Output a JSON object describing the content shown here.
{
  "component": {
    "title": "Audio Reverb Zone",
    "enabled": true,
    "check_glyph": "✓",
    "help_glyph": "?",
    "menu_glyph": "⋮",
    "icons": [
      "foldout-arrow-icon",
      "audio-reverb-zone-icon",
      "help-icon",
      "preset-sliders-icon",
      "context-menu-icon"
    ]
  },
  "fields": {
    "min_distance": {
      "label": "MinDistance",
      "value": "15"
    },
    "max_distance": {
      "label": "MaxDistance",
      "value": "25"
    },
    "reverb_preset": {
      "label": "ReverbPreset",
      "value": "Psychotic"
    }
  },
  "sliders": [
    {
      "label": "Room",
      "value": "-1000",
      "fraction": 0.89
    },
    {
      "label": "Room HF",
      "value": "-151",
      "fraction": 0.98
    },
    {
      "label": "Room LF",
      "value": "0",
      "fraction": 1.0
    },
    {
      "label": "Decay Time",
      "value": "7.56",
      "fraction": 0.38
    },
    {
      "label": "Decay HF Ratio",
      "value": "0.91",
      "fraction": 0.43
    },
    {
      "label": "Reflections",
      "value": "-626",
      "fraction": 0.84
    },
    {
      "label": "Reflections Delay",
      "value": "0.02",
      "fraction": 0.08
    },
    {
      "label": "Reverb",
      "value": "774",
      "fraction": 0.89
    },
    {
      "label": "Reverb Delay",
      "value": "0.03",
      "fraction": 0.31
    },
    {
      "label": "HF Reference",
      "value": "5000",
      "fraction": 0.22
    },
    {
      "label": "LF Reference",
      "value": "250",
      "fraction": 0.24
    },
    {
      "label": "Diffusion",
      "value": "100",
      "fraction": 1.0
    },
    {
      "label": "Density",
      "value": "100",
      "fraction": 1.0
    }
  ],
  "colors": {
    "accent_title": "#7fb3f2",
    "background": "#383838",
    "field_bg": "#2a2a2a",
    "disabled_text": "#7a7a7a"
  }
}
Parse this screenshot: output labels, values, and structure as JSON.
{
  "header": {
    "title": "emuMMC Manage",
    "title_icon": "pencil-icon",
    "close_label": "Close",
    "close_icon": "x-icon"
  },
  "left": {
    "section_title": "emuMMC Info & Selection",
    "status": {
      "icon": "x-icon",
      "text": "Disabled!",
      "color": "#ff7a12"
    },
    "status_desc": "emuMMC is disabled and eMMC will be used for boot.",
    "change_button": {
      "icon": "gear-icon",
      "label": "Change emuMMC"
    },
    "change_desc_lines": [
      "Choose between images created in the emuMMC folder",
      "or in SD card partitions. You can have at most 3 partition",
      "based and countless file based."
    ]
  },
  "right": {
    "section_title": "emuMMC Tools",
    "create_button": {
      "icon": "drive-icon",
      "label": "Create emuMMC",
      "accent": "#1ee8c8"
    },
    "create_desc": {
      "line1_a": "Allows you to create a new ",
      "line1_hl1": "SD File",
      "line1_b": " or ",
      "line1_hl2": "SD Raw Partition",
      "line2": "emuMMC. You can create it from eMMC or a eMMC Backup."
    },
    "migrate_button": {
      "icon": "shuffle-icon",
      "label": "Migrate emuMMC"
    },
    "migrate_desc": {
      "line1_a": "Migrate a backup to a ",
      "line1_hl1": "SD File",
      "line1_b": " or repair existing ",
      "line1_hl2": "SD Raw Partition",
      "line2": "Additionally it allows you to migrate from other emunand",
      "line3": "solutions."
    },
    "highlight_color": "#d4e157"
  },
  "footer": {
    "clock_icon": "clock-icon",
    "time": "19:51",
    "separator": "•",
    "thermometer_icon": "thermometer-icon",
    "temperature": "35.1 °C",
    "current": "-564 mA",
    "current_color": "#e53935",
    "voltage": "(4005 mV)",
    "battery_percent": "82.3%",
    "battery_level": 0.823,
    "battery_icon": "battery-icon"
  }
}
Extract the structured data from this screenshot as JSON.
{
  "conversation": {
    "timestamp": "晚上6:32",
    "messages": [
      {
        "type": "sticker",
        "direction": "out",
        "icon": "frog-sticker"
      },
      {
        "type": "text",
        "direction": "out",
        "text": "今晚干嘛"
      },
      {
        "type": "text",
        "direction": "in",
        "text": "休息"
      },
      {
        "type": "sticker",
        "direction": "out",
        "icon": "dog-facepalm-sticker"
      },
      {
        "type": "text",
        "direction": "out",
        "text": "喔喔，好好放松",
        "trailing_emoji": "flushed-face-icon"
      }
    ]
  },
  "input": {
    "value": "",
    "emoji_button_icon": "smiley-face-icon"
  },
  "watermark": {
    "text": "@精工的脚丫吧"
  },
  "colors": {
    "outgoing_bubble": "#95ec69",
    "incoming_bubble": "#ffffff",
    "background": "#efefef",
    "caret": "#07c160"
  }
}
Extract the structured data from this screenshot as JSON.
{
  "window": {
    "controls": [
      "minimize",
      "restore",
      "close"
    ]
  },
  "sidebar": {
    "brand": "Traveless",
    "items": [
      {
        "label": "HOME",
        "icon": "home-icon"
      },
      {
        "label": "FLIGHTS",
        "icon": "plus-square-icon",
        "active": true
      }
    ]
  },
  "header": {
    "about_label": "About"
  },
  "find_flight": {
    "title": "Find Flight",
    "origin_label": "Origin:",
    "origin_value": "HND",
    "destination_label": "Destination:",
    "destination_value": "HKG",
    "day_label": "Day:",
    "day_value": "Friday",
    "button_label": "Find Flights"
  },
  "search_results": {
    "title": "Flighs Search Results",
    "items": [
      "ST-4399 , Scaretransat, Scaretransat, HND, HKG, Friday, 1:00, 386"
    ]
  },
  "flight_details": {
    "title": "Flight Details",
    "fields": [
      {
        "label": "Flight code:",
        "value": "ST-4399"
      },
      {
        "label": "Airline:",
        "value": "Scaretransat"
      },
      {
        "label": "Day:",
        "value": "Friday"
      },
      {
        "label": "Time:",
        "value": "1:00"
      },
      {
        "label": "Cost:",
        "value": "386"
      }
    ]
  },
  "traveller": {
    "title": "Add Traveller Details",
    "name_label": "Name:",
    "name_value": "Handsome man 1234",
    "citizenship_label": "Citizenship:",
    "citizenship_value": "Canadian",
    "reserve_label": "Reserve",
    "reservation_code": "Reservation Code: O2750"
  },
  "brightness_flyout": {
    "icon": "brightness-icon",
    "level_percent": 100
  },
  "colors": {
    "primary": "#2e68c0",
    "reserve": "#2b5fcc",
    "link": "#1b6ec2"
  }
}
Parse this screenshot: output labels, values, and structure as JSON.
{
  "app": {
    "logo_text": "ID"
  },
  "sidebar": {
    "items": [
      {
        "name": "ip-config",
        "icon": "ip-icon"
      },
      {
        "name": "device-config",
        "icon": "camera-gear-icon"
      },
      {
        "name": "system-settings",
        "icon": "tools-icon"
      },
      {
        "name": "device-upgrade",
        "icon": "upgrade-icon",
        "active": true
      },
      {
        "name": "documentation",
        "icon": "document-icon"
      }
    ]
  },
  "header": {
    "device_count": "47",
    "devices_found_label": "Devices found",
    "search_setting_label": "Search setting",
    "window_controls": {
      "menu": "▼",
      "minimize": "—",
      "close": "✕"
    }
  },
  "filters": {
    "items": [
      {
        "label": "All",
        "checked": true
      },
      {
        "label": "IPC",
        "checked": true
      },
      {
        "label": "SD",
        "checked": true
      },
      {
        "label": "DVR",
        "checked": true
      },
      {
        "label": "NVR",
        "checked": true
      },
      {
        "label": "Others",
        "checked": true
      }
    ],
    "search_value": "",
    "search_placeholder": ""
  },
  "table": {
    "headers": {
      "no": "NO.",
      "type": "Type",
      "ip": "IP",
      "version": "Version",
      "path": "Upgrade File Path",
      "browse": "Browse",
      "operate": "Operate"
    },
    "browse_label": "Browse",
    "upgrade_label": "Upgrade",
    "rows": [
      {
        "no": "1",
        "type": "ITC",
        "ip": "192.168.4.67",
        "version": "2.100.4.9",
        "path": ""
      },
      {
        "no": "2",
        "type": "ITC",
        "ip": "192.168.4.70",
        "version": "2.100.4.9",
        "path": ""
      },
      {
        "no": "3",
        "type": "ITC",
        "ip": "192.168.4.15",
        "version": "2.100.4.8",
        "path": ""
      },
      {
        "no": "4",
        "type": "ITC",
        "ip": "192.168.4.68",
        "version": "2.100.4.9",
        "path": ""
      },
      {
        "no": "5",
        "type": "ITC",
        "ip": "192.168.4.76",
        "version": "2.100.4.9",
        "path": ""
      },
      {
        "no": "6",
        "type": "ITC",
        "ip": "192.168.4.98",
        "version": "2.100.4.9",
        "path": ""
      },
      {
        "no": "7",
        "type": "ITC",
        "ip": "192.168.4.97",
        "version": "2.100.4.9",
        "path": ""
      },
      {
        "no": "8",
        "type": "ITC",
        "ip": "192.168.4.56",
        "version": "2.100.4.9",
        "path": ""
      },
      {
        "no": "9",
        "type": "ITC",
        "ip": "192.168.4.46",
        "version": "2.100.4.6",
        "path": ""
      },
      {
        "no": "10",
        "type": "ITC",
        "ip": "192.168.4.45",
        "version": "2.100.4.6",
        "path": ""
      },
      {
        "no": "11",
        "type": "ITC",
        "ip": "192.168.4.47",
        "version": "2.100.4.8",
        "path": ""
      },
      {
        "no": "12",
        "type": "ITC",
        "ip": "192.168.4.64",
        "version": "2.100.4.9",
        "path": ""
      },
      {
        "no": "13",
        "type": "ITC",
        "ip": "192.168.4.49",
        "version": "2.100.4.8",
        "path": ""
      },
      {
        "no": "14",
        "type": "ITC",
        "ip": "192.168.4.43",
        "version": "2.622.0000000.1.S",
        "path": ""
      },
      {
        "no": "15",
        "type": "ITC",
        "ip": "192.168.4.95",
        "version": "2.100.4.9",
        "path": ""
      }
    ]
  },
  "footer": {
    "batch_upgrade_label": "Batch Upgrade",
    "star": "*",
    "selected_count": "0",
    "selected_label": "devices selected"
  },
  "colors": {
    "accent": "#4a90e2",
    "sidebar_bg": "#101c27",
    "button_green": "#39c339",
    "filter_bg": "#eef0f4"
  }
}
========================================================================
Instruction:
Which lines contain "Decay"? Copy each of them out.

Result of the task:
      "label": "Decay Time",
      "label": "Decay HF Ratio",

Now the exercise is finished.